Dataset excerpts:
--- START ---

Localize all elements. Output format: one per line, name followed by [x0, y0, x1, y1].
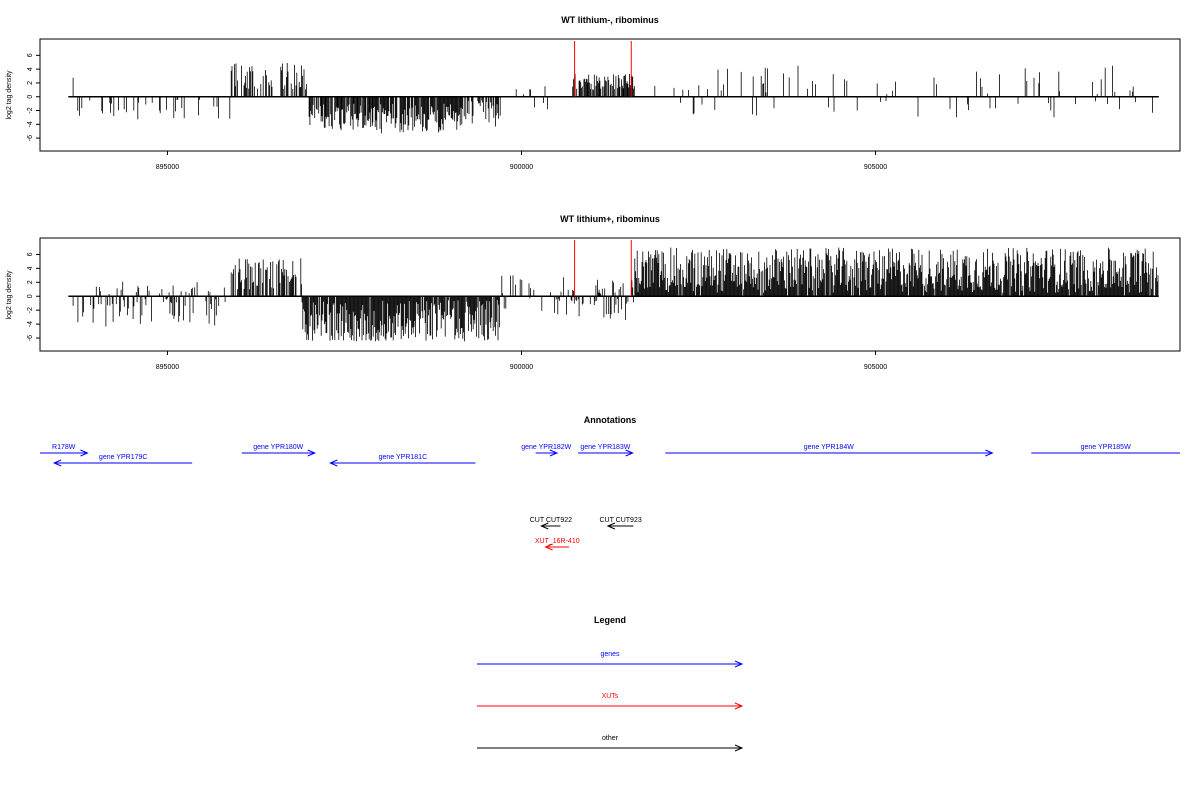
x-tick-label: 900000: [510, 364, 533, 371]
annotation-feature: gene YPR183W: [578, 444, 634, 457]
y-axis-label: log2 tag density: [6, 70, 13, 120]
plot-frame: [39, 38, 1181, 152]
annotation-feature: gene YPR184W: [665, 444, 994, 457]
annotation-feature: XUT_16R-410: [535, 538, 580, 551]
feature-label: CUT CUT923: [599, 517, 641, 524]
arrowhead: [329, 459, 338, 467]
y-tick-label: 6: [27, 252, 34, 256]
feature-label: gene YPR183W: [580, 444, 630, 451]
y-tick-label: 4: [27, 266, 34, 270]
annotation-track: Annotations R178W gene YPR179C gene YPR180…: [40, 415, 1180, 551]
annotation-feature: gene YPR181C: [329, 454, 476, 467]
panel-title: WT lithium-, ribominus: [561, 15, 659, 25]
region-markers: [574, 240, 632, 297]
arrowhead: [734, 744, 744, 752]
arrowhead: [549, 449, 559, 457]
arrowhead: [985, 449, 994, 457]
y-tick-label: -2: [27, 307, 34, 313]
arrowhead: [540, 522, 549, 530]
panel-lithium-plus: WT lithium+, ribominus log2 tag density …: [6, 214, 1181, 371]
arrowhead: [307, 449, 317, 457]
annotation-feature: R178W: [40, 444, 89, 457]
y-tick-label: -4: [27, 121, 34, 127]
feature-label: CUT CUT922: [530, 517, 572, 524]
arrowhead: [734, 660, 744, 668]
legend-entries: genes XUTs other: [477, 651, 744, 752]
y-tick-label: 6: [27, 53, 34, 57]
panel-lithium-minus: WT lithium-, ribominus log2 tag density …: [6, 15, 1181, 171]
x-axis: 895000 900000 905000: [156, 351, 887, 371]
feature-label: gene YPR180W: [253, 444, 303, 451]
legend-title: Legend: [594, 615, 626, 625]
x-tick-label: 895000: [156, 364, 179, 371]
region-markers: [574, 41, 632, 97]
legend: Legend genes XUTs other: [477, 615, 744, 752]
panel-title: WT lithium+, ribominus: [560, 214, 660, 224]
x-axis: 895000 900000 905000: [156, 151, 887, 171]
arrowhead: [734, 702, 744, 710]
plot-frame: [39, 237, 1181, 352]
feature-label: gene YPR185W: [1081, 444, 1131, 451]
arrowhead: [606, 522, 616, 530]
x-tick-label: 895000: [156, 164, 179, 171]
y-axis: -6 -4 -2 0 2 4 6: [27, 53, 40, 141]
legend-label: genes: [600, 651, 620, 658]
density-bars: [72, 247, 1159, 342]
y-tick-label: -6: [27, 335, 34, 341]
arrowhead: [544, 543, 553, 551]
arrowhead: [80, 449, 89, 457]
legend-label: other: [602, 735, 619, 742]
arrowhead: [625, 449, 634, 457]
x-tick-label: 905000: [864, 164, 887, 171]
y-tick-label: -4: [27, 321, 34, 327]
legend-label: XUTs: [602, 693, 619, 700]
annotation-features: R178W gene YPR179C gene YPR180W gene YPR181…: [40, 444, 1180, 551]
legend-entry: other: [477, 735, 744, 752]
y-tick-label: 2: [27, 81, 34, 85]
annotation-feature: gene YPR182W: [521, 444, 572, 457]
y-tick-label: -6: [27, 135, 34, 141]
annotation-feature: CUT CUT923: [599, 517, 642, 530]
feature-label: gene YPR181C: [379, 454, 428, 461]
annotations-title: Annotations: [584, 415, 637, 425]
arrowhead: [52, 459, 62, 467]
feature-label: gene YPR179C: [99, 454, 148, 461]
y-tick-label: 0: [27, 294, 34, 298]
legend-entry: genes: [477, 651, 744, 668]
x-tick-label: 905000: [864, 364, 887, 371]
y-axis-label: log2 tag density: [6, 270, 13, 320]
feature-label: gene YPR182W: [521, 444, 571, 451]
feature-label: gene YPR184W: [804, 444, 854, 451]
y-axis: -6 -4 -2 0 2 4 6: [27, 252, 40, 341]
density-bars: [72, 63, 1153, 134]
annotation-feature: gene YPR180W: [241, 444, 317, 457]
feature-label: XUT_16R-410: [535, 538, 580, 545]
legend-entry: XUTs: [477, 693, 744, 710]
annotation-feature: gene YPR185W: [1031, 444, 1180, 454]
x-tick-label: 900000: [510, 164, 533, 171]
y-tick-label: -2: [27, 107, 34, 113]
annotation-feature: gene YPR179C: [52, 454, 193, 467]
feature-label: R178W: [52, 444, 76, 451]
y-tick-label: 2: [27, 280, 34, 284]
annotation-feature: CUT CUT922: [530, 517, 572, 530]
y-tick-label: 4: [27, 67, 34, 71]
y-tick-label: 0: [27, 95, 34, 99]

--- END ---

Work request:
Pictures aside, retype all of the entries word for word.

Output of the task:
Localize all elements. Output format: one per line, name followed by [x0, y0, x1, y1].
x-tick-label: 900000: [510, 364, 533, 371]
annotation-feature: gene YPR183W: [578, 444, 634, 457]
y-axis-label: log2 tag density: [6, 70, 13, 120]
plot-frame: [39, 38, 1181, 152]
annotation-feature: gene YPR184W: [665, 444, 994, 457]
annotation-feature: XUT_16R-410: [535, 538, 580, 551]
feature-label: CUT CUT923: [599, 517, 641, 524]
arrowhead: [329, 459, 338, 467]
y-tick-label: 6: [27, 252, 34, 256]
feature-label: gene YPR183W: [580, 444, 630, 451]
y-tick-label: 4: [27, 266, 34, 270]
annotation-track: Annotations R178W gene YPR179C gene YPR180…: [40, 415, 1180, 551]
annotation-feature: gene YPR181C: [329, 454, 476, 467]
panel-title: WT lithium-, ribominus: [561, 15, 659, 25]
region-markers: [574, 240, 632, 297]
arrowhead: [734, 744, 744, 752]
arrowhead: [549, 449, 559, 457]
arrowhead: [985, 449, 994, 457]
y-tick-label: -2: [27, 307, 34, 313]
arrowhead: [540, 522, 549, 530]
panel-lithium-plus: WT lithium+, ribominus log2 tag density …: [6, 214, 1181, 371]
arrowhead: [307, 449, 317, 457]
annotation-feature: R178W: [40, 444, 89, 457]
y-tick-label: -4: [27, 121, 34, 127]
feature-label: CUT CUT922: [530, 517, 572, 524]
arrowhead: [734, 660, 744, 668]
legend-entries: genes XUTs other: [477, 651, 744, 752]
y-tick-label: 6: [27, 53, 34, 57]
panel-lithium-minus: WT lithium-, ribominus log2 tag density …: [6, 15, 1181, 171]
x-axis: 895000 900000 905000: [156, 351, 887, 371]
feature-label: gene YPR180W: [253, 444, 303, 451]
legend-title: Legend: [594, 615, 626, 625]
x-tick-label: 895000: [156, 364, 179, 371]
region-markers: [574, 41, 632, 97]
legend: Legend genes XUTs other: [477, 615, 744, 752]
panel-title: WT lithium+, ribominus: [560, 214, 660, 224]
x-axis: 895000 900000 905000: [156, 151, 887, 171]
arrowhead: [734, 702, 744, 710]
plot-frame: [39, 237, 1181, 352]
feature-label: gene YPR185W: [1081, 444, 1131, 451]
arrowhead: [606, 522, 616, 530]
x-tick-label: 895000: [156, 164, 179, 171]
y-axis: -6 -4 -2 0 2 4 6: [27, 53, 40, 141]
legend-label: genes: [600, 651, 620, 658]
density-bars: [72, 247, 1159, 342]
y-tick-label: -6: [27, 335, 34, 341]
arrowhead: [544, 543, 553, 551]
arrowhead: [80, 449, 89, 457]
legend-label: other: [602, 735, 619, 742]
arrowhead: [625, 449, 634, 457]
x-tick-label: 905000: [864, 164, 887, 171]
y-tick-label: -4: [27, 321, 34, 327]
legend-label: XUTs: [602, 693, 619, 700]
annotation-features: R178W gene YPR179C gene YPR180W gene YPR181…: [40, 444, 1180, 551]
legend-entry: other: [477, 735, 744, 752]
y-tick-label: 2: [27, 81, 34, 85]
annotation-feature: gene YPR182W: [521, 444, 572, 457]
y-tick-label: -6: [27, 135, 34, 141]
annotation-feature: CUT CUT923: [599, 517, 642, 530]
feature-label: gene YPR181C: [379, 454, 428, 461]
annotations-title: Annotations: [584, 415, 637, 425]
arrowhead: [52, 459, 62, 467]
feature-label: gene YPR179C: [99, 454, 148, 461]
y-tick-label: 0: [27, 294, 34, 298]
legend-entry: genes: [477, 651, 744, 668]
x-tick-label: 905000: [864, 364, 887, 371]
y-axis-label: log2 tag density: [6, 270, 13, 320]
feature-label: gene YPR182W: [521, 444, 571, 451]
feature-label: gene YPR184W: [804, 444, 854, 451]
y-axis: -6 -4 -2 0 2 4 6: [27, 252, 40, 341]
density-bars: [72, 63, 1153, 134]
annotation-feature: gene YPR180W: [241, 444, 317, 457]
feature-label: XUT_16R-410: [535, 538, 580, 545]
legend-entry: XUTs: [477, 693, 744, 710]
annotation-feature: gene YPR185W: [1031, 444, 1180, 454]
x-tick-label: 900000: [510, 164, 533, 171]
y-tick-label: -2: [27, 107, 34, 113]
annotation-feature: gene YPR179C: [52, 454, 193, 467]
feature-label: R178W: [52, 444, 76, 451]
y-tick-label: 2: [27, 280, 34, 284]
annotation-feature: CUT CUT922: [530, 517, 572, 530]
y-tick-label: 4: [27, 67, 34, 71]
y-tick-label: 0: [27, 95, 34, 99]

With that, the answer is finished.